Exercise details >> Quote all entries exactly, leaving pictures aside.

[Records provided start]

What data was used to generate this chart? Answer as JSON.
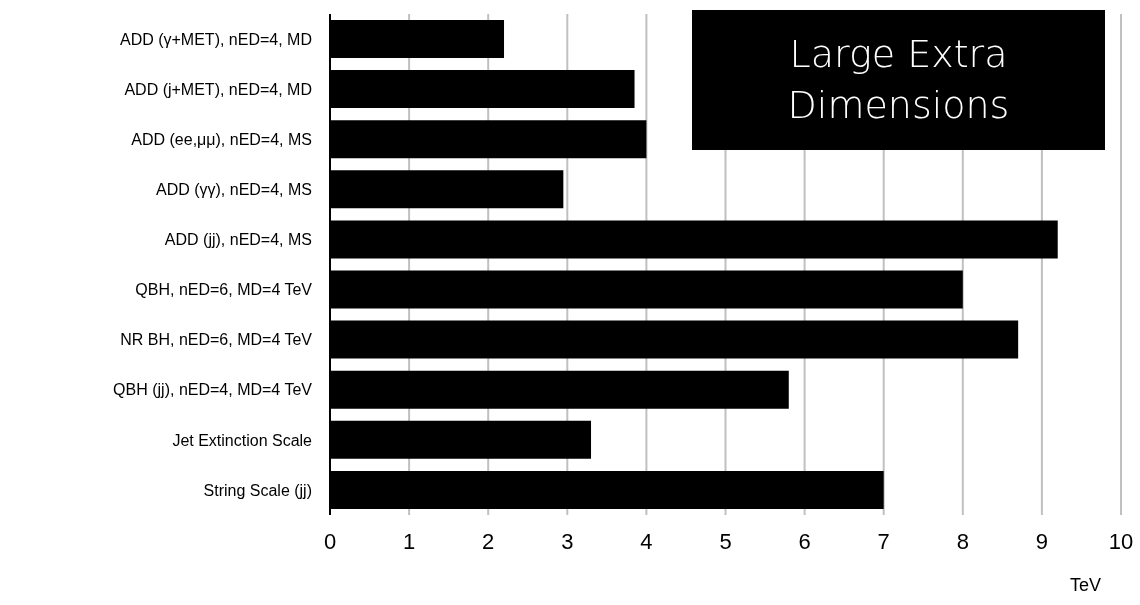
{
  "chart_data": {
    "type": "bar",
    "orientation": "horizontal",
    "title": "Large Extra Dimensions",
    "xlabel": "TeV",
    "categories": [
      "ADD (γ+MET), nED=4, MD",
      "ADD (j+MET), nED=4, MD",
      "ADD (ee,μμ), nED=4, MS",
      "ADD (γγ), nED=4, MS",
      "ADD (jj), nED=4, MS",
      "QBH, nED=6, MD=4 TeV",
      "NR BH, nED=6, MD=4 TeV",
      "QBH (jj), nED=4, MD=4 TeV",
      "Jet Extinction Scale",
      "String Scale (jj)"
    ],
    "values": [
      2.2,
      3.85,
      4.0,
      2.95,
      9.2,
      8.0,
      8.7,
      5.8,
      3.3,
      7.0
    ],
    "color": "#000000",
    "xlim": [
      0,
      10
    ],
    "xticks": [
      0,
      1,
      2,
      3,
      4,
      5,
      6,
      7,
      8,
      9,
      10
    ],
    "grid": "x"
  }
}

[Records provided end]

Output below >>
What data was used to generate this chart? Answer as JSON.
{
  "chart_data": {
    "type": "bar",
    "orientation": "horizontal",
    "title": "Large Extra Dimensions",
    "xlabel": "TeV",
    "categories": [
      "ADD (γ+MET), nED=4, MD",
      "ADD (j+MET), nED=4, MD",
      "ADD (ee,μμ), nED=4, MS",
      "ADD (γγ), nED=4, MS",
      "ADD (jj), nED=4, MS",
      "QBH, nED=6, MD=4 TeV",
      "NR BH, nED=6, MD=4 TeV",
      "QBH (jj), nED=4, MD=4 TeV",
      "Jet Extinction Scale",
      "String Scale (jj)"
    ],
    "values": [
      2.2,
      3.85,
      4.0,
      2.95,
      9.2,
      8.0,
      8.7,
      5.8,
      3.3,
      7.0
    ],
    "color": "#000000",
    "xlim": [
      0,
      10
    ],
    "xticks": [
      0,
      1,
      2,
      3,
      4,
      5,
      6,
      7,
      8,
      9,
      10
    ],
    "grid": "x"
  }
}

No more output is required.